◆ Exercise prompt ◆
For the string "observation", search the entries below and copy every line where it appears.

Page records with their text
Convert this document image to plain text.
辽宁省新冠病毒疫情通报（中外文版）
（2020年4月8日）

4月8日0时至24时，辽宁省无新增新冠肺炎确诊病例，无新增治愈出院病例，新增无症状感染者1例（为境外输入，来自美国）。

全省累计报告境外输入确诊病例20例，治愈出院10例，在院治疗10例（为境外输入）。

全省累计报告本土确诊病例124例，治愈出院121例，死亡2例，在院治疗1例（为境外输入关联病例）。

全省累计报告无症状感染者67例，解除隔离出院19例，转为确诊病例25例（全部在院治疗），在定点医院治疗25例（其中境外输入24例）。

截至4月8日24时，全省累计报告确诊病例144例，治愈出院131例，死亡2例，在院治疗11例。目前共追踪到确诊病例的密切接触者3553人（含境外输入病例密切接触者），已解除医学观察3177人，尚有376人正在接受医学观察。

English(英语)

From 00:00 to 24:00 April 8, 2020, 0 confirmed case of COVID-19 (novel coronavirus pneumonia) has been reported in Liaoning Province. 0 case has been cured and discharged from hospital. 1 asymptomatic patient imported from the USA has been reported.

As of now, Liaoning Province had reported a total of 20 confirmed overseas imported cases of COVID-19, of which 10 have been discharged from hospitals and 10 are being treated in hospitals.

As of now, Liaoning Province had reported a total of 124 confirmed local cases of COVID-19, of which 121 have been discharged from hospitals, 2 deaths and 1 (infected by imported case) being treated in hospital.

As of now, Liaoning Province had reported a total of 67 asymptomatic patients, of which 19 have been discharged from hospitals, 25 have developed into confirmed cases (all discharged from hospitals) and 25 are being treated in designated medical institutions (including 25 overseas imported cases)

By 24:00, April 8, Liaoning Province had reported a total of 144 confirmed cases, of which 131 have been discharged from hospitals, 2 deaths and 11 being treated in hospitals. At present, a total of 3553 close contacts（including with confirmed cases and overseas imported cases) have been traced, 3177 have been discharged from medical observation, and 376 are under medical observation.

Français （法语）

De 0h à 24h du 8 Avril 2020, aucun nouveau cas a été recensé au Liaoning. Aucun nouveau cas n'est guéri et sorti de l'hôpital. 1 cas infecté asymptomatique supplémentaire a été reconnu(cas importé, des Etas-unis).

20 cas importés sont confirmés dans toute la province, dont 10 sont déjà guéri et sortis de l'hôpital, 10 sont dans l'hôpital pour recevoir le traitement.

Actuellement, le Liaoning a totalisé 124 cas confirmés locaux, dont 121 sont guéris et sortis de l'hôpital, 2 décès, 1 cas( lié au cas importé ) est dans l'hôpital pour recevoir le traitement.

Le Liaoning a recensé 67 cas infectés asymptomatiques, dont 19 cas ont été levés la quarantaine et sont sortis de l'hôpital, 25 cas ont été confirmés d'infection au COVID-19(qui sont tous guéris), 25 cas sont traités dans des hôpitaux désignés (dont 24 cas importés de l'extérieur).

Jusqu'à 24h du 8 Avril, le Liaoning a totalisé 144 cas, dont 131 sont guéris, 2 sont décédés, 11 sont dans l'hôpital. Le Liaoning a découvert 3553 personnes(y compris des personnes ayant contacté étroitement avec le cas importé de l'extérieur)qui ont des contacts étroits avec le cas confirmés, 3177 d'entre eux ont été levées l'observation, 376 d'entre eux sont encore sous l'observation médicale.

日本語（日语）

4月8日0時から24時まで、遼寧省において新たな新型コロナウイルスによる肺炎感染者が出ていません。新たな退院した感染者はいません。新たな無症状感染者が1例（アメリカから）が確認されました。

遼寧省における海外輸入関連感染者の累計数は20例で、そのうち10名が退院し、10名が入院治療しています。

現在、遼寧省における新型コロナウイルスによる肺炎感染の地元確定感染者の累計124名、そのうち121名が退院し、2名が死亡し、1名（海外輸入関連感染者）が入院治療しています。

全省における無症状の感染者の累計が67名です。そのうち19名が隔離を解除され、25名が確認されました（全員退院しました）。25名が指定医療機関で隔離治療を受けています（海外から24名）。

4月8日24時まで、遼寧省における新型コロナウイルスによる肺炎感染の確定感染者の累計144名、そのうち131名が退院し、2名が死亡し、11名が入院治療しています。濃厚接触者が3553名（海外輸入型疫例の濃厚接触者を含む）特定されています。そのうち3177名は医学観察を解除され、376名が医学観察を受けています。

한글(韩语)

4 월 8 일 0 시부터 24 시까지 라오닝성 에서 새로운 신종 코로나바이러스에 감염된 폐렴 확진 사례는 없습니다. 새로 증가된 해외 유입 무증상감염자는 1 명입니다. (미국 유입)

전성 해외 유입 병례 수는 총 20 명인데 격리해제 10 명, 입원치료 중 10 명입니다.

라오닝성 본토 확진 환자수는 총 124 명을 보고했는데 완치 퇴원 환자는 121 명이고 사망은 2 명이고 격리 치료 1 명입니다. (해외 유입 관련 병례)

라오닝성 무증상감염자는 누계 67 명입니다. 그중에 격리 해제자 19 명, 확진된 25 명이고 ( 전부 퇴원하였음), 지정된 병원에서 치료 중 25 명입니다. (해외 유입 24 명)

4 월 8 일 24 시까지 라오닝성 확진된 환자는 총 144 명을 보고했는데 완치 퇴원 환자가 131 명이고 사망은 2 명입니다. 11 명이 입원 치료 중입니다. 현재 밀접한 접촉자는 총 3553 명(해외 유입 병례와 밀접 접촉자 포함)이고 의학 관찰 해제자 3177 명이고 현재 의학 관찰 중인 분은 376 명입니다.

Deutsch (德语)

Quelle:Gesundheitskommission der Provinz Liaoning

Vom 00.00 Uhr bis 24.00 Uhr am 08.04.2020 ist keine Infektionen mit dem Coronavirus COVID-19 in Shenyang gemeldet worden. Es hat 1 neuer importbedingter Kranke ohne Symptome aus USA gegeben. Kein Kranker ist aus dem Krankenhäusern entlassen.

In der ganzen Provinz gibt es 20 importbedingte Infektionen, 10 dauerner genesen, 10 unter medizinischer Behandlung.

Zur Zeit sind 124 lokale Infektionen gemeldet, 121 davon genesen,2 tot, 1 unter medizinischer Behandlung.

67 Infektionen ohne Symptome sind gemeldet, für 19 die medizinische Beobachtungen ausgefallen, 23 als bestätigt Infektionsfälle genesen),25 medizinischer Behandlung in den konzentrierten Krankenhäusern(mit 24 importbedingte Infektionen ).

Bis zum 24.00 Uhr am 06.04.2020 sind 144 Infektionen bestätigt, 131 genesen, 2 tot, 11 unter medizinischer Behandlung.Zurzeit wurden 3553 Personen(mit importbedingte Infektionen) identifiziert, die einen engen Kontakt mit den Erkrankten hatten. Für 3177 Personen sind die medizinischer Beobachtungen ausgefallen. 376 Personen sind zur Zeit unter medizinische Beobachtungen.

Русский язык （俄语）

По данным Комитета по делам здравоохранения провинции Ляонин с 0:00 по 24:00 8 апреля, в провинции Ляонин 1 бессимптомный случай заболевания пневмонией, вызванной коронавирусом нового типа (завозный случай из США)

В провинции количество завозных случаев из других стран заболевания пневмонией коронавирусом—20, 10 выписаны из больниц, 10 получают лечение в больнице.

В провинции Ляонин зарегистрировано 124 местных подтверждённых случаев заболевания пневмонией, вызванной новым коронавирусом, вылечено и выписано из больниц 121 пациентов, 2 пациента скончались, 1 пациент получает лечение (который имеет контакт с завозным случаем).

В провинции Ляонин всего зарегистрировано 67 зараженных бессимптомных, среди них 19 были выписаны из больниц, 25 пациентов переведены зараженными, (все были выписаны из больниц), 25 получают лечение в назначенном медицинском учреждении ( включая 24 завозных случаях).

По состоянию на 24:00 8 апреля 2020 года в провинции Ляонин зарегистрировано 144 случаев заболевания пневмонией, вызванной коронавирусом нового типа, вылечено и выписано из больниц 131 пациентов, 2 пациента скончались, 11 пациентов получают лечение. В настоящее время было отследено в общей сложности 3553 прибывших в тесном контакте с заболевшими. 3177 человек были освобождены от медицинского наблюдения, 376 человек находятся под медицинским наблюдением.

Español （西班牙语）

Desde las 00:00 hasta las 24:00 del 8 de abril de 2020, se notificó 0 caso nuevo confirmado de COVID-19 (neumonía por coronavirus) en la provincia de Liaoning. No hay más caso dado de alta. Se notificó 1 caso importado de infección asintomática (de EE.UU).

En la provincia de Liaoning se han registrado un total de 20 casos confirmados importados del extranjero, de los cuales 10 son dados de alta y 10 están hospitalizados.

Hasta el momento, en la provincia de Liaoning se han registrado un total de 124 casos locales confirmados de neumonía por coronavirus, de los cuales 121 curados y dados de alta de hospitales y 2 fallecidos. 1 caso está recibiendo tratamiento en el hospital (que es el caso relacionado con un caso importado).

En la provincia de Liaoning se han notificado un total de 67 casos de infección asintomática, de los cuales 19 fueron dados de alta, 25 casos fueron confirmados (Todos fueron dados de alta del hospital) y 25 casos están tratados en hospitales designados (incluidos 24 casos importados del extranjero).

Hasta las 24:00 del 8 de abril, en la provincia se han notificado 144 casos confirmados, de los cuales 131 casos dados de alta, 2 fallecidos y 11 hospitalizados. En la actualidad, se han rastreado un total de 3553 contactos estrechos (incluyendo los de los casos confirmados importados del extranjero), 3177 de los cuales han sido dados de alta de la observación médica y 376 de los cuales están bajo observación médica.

◆ Solution below ◆
By 24:00, April 8, Liaoning Province had reported a total of 144 confirmed cases, of which 131 have been discharged from hospitals, 2 deaths and 11 being treated in hospitals. At present, a total of 3553 close contacts（including with confirmed cases and overseas imported cases) have been traced, 3177 have been discharged from medical observation, and 376 are under medical observation.
Jusqu'à 24h du 8 Avril, le Liaoning a totalisé 144 cas, dont 131 sont guéris, 2 sont décédés, 11 sont dans l'hôpital. Le Liaoning a découvert 3553 personnes(y compris des personnes ayant contacté étroitement avec le cas importé de l'extérieur)qui ont des contacts étroits avec le cas confirmés, 3177 d'entre eux ont été levées l'observation, 376 d'entre eux sont encore sous l'observation médicale.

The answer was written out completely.